## Task goal
Every record should be written out exactly, with the pictures left out.
-- Start Excerpted records --
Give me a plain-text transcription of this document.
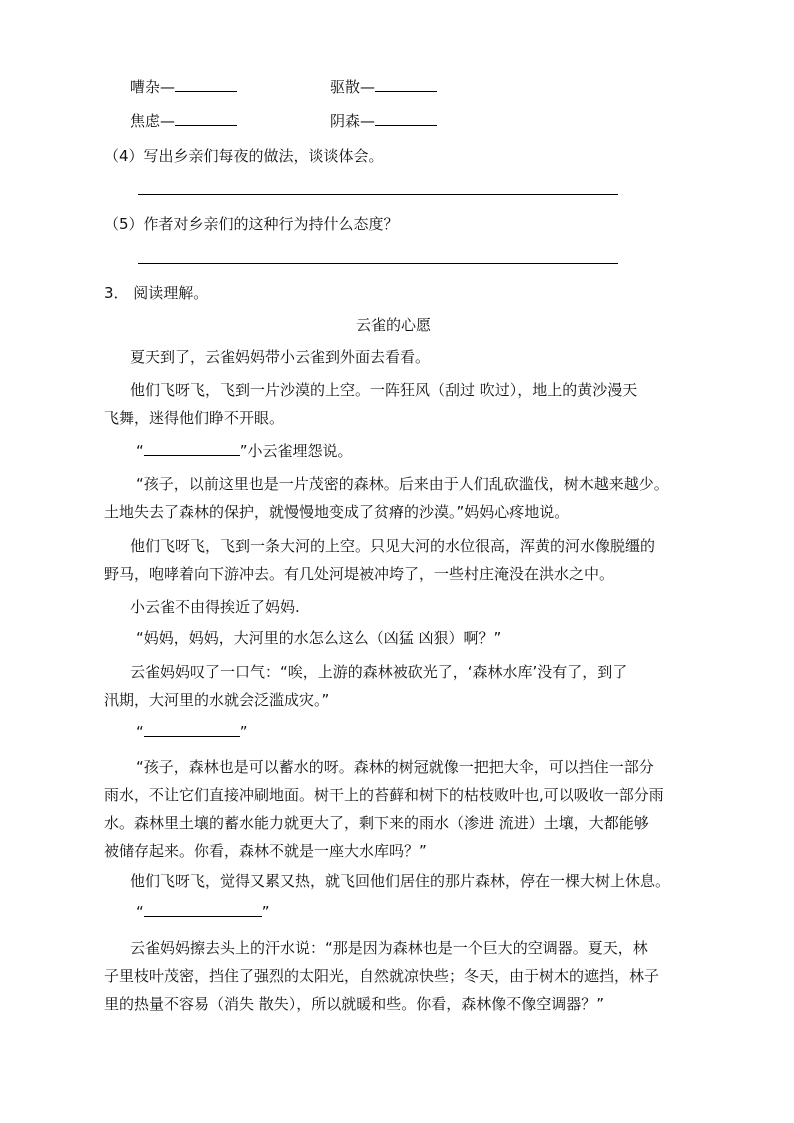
嘈杂—	驱散—
焦虑—	阴森—
（4）写出乡亲们每夜的做法，谈谈体会。
（5）作者对乡亲们的这种行为持什么态度？
3． 阅读理解。
云雀的心愿
夏天到了，云雀妈妈带小云雀到外面去看看。
他们飞呀飞，飞到一片沙漠的上空。一阵狂风（刮过 吹过），地上的黄沙漫天
飞舞，迷得他们睁不开眼。
“	”小云雀埋怨说。
“孩子，以前这里也是一片茂密的森林。后来由于人们乱砍滥伐，树木越来越少。
土地失去了森林的保护，就慢慢地变成了贫瘠的沙漠。”妈妈心疼地说。
他们飞呀飞，飞到一条大河的上空。只见大河的水位很高，浑黄的河水像脱缰的
野马，咆哮着向下游冲去。有几处河堤被冲垮了，一些村庄淹没在洪水之中。
小云雀不由得挨近了妈妈.
“妈妈，妈妈，大河里的水怎么这么（凶猛 凶狠）啊？”
云雀妈妈叹了一口气：“唉，上游的森林被砍光了，‘森林水库’没有了，到了
汛期，大河里的水就会泛滥成灾。”
“	”
“孩子，森林也是可以蓄水的呀。森林的树冠就像一把把大伞，可以挡住一部分
雨水，不让它们直接冲刷地面。树干上的苔藓和树下的枯枝败叶也,可以吸收一部分雨
水。森林里土壤的蓄水能力就更大了，剩下来的雨水（渗进 流进）土壤，大都能够
被储存起来。你看，森林不就是一座大水库吗？”
他们飞呀飞，觉得又累又热，就飞回他们居住的那片森林，停在一棵大树上休息。
“	”
云雀妈妈擦去头上的汗水说：“那是因为森林也是一个巨大的空调器。夏天，林
子里枝叶茂密，挡住了强烈的太阳光，自然就凉快些；冬天，由于树木的遮挡，林子
里的热量不容易（消失 散失），所以就暖和些。你看，森林像不像空调器？”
-- End Excerpted records --
## Task answer
Give me a plain-text transcription of this document.
嘈杂—	驱散—
焦虑—	阴森—
（4）写出乡亲们每夜的做法，谈谈体会。
（5）作者对乡亲们的这种行为持什么态度？
3． 阅读理解。
云雀的心愿
夏天到了，云雀妈妈带小云雀到外面去看看。
他们飞呀飞，飞到一片沙漠的上空。一阵狂风（刮过 吹过），地上的黄沙漫天
飞舞，迷得他们睁不开眼。
“	”小云雀埋怨说。
“孩子，以前这里也是一片茂密的森林。后来由于人们乱砍滥伐，树木越来越少。
土地失去了森林的保护，就慢慢地变成了贫瘠的沙漠。”妈妈心疼地说。
他们飞呀飞，飞到一条大河的上空。只见大河的水位很高，浑黄的河水像脱缰的
野马，咆哮着向下游冲去。有几处河堤被冲垮了，一些村庄淹没在洪水之中。
小云雀不由得挨近了妈妈.
“妈妈，妈妈，大河里的水怎么这么（凶猛 凶狠）啊？”
云雀妈妈叹了一口气：“唉，上游的森林被砍光了，‘森林水库’没有了，到了
汛期，大河里的水就会泛滥成灾。”
“	”
“孩子，森林也是可以蓄水的呀。森林的树冠就像一把把大伞，可以挡住一部分
雨水，不让它们直接冲刷地面。树干上的苔藓和树下的枯枝败叶也,可以吸收一部分雨
水。森林里土壤的蓄水能力就更大了，剩下来的雨水（渗进 流进）土壤，大都能够
被储存起来。你看，森林不就是一座大水库吗？”
他们飞呀飞，觉得又累又热，就飞回他们居住的那片森林，停在一棵大树上休息。
“	”
云雀妈妈擦去头上的汗水说：“那是因为森林也是一个巨大的空调器。夏天，林
子里枝叶茂密，挡住了强烈的太阳光，自然就凉快些；冬天，由于树木的遮挡，林子
里的热量不容易（消失 散失），所以就暖和些。你看，森林像不像空调器？”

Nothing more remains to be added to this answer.